## begin Materials provided
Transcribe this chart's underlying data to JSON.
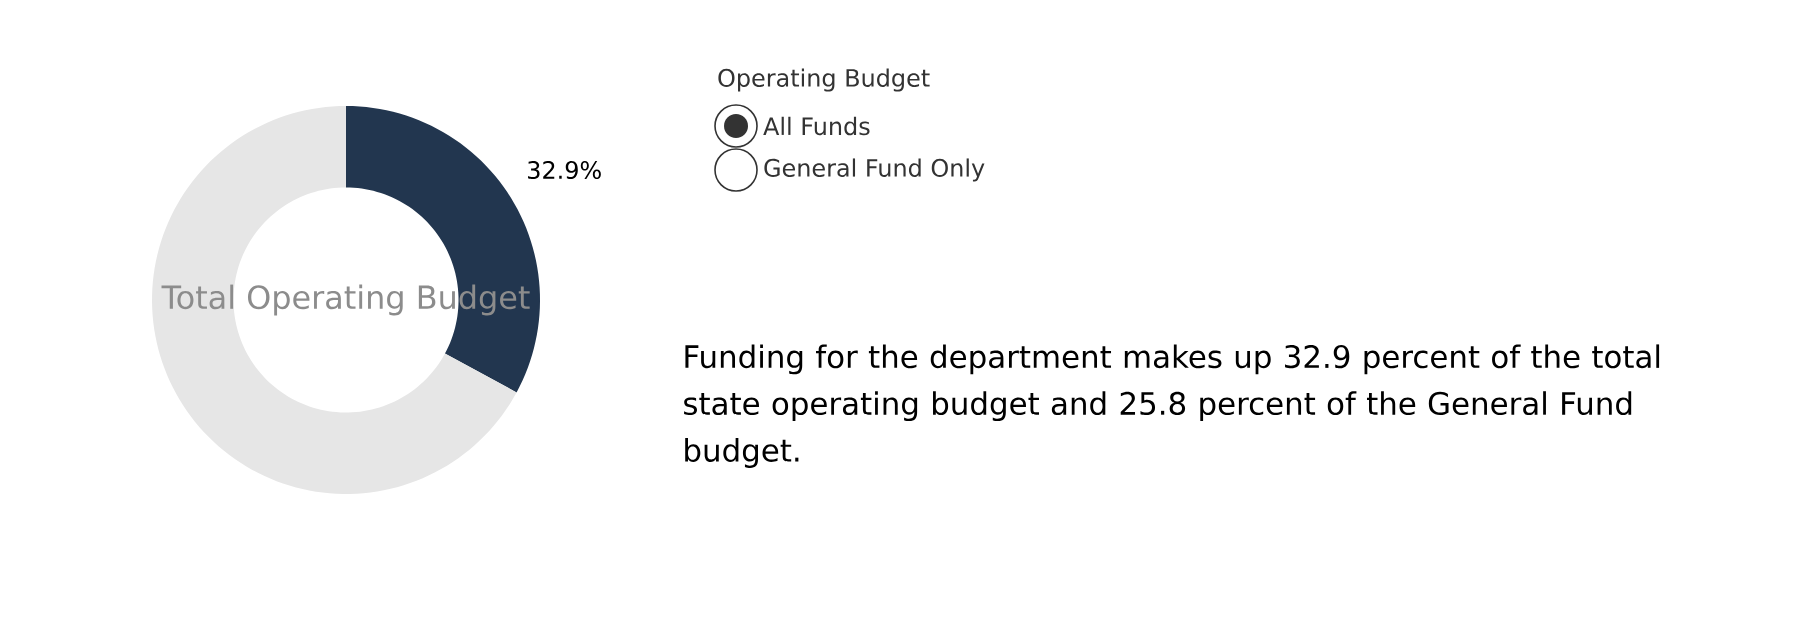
{
  "chart_data": {
    "type": "donut",
    "title": "Total Operating Budget",
    "categories": [
      null,
      null
    ],
    "values": [
      32.9,
      67.1
    ],
    "colors": [
      "#22364f",
      "#e6e6e6"
    ],
    "value_labels": [
      "32.9%",
      null
    ],
    "annotations": [
      "Operating Budget",
      "All Funds",
      "General Fund Only",
      "Funding for the department makes up 32.9 percent of the total state operating budget and 25.8 percent of the General Fund budget."
    ]
  }
}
## end Materials provided
= Task =
Can you repeat every record above exactly, apart from the pictures?

= Task output =
Transcribe this chart's underlying data to JSON.
{
  "chart_data": {
    "type": "donut",
    "title": "Total Operating Budget",
    "categories": [
      null,
      null
    ],
    "values": [
      32.9,
      67.1
    ],
    "colors": [
      "#22364f",
      "#e6e6e6"
    ],
    "value_labels": [
      "32.9%",
      null
    ],
    "annotations": [
      "Operating Budget",
      "All Funds",
      "General Fund Only",
      "Funding for the department makes up 32.9 percent of the total state operating budget and 25.8 percent of the General Fund budget."
    ]
  }
}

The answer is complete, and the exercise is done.